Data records

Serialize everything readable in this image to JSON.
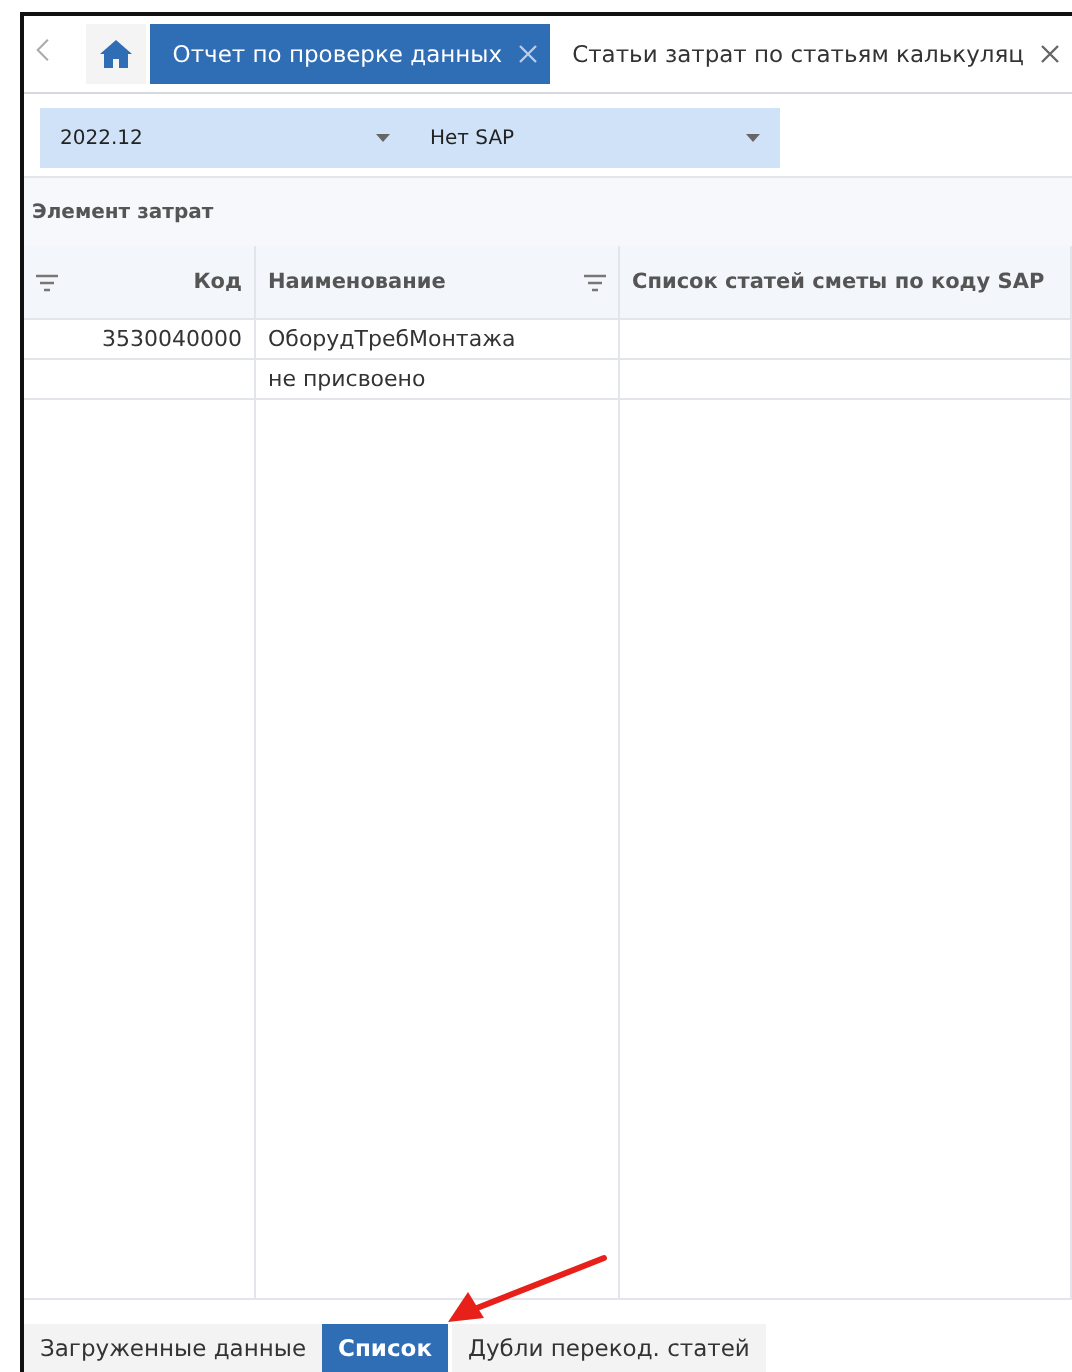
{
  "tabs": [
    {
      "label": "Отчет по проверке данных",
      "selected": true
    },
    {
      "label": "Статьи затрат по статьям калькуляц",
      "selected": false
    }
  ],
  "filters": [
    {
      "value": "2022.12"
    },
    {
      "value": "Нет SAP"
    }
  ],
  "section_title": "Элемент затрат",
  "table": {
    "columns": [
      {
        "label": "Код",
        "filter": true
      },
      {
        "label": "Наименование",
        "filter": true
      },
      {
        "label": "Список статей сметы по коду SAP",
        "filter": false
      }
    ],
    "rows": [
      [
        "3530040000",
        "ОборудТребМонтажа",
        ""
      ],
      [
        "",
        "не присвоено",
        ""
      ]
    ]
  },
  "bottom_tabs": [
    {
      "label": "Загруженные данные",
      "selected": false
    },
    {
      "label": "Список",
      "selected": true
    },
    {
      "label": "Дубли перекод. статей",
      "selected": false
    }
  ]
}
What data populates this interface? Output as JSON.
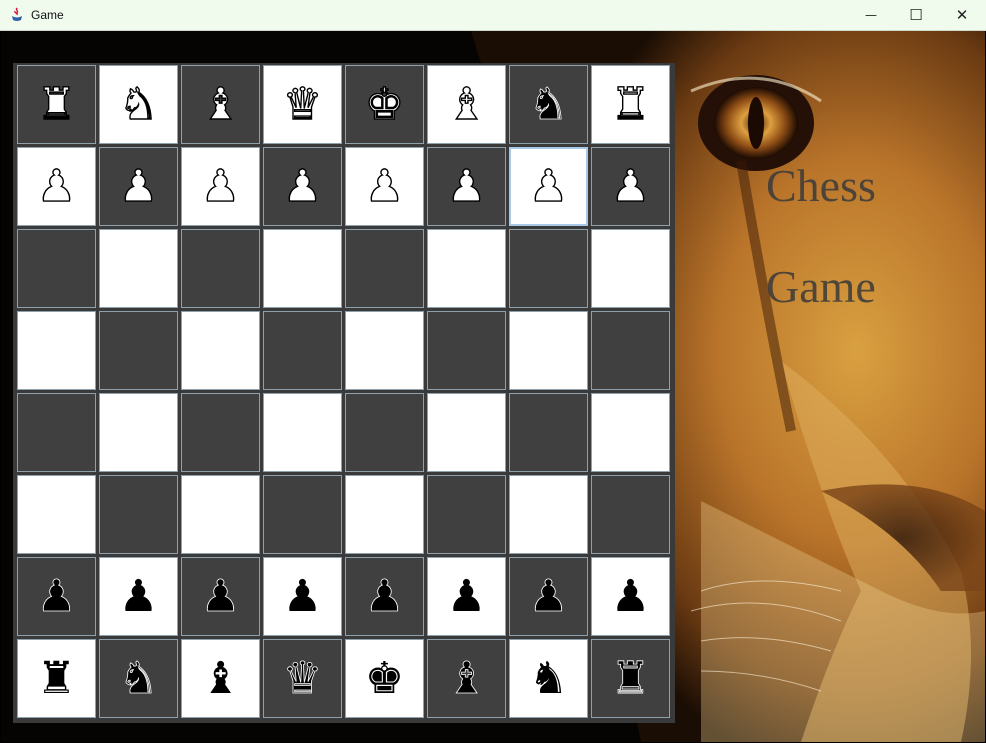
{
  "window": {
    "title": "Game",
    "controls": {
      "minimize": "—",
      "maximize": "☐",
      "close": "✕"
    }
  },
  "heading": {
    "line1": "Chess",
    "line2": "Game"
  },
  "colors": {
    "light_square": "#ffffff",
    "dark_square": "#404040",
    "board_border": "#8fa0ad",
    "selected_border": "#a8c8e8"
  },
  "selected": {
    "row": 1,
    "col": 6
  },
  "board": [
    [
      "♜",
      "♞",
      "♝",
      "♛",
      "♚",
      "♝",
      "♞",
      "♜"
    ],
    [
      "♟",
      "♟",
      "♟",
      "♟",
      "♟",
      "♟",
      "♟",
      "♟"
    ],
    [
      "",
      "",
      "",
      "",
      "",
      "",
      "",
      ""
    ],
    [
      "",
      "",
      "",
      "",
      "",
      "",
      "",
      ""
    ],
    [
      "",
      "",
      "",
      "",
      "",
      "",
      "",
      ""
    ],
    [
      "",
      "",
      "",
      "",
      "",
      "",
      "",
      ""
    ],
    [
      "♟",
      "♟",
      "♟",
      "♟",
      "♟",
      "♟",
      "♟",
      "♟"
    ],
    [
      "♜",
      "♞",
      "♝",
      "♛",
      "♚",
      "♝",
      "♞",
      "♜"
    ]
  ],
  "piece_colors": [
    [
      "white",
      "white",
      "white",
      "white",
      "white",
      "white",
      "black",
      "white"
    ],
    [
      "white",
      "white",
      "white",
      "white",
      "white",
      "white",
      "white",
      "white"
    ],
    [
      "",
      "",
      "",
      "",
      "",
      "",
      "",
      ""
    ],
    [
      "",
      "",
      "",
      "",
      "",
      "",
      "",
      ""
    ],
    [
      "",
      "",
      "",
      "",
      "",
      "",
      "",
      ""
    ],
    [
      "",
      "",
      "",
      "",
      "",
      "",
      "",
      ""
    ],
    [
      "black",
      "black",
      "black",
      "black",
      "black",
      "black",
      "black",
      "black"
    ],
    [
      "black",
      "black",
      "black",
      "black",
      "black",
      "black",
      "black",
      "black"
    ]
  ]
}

Exercise → In the lines above, find each one with "JSON" and list it.

Output of the task →
Serialize everything readable in this image to JSON.
What data populates this interface? Output as JSON.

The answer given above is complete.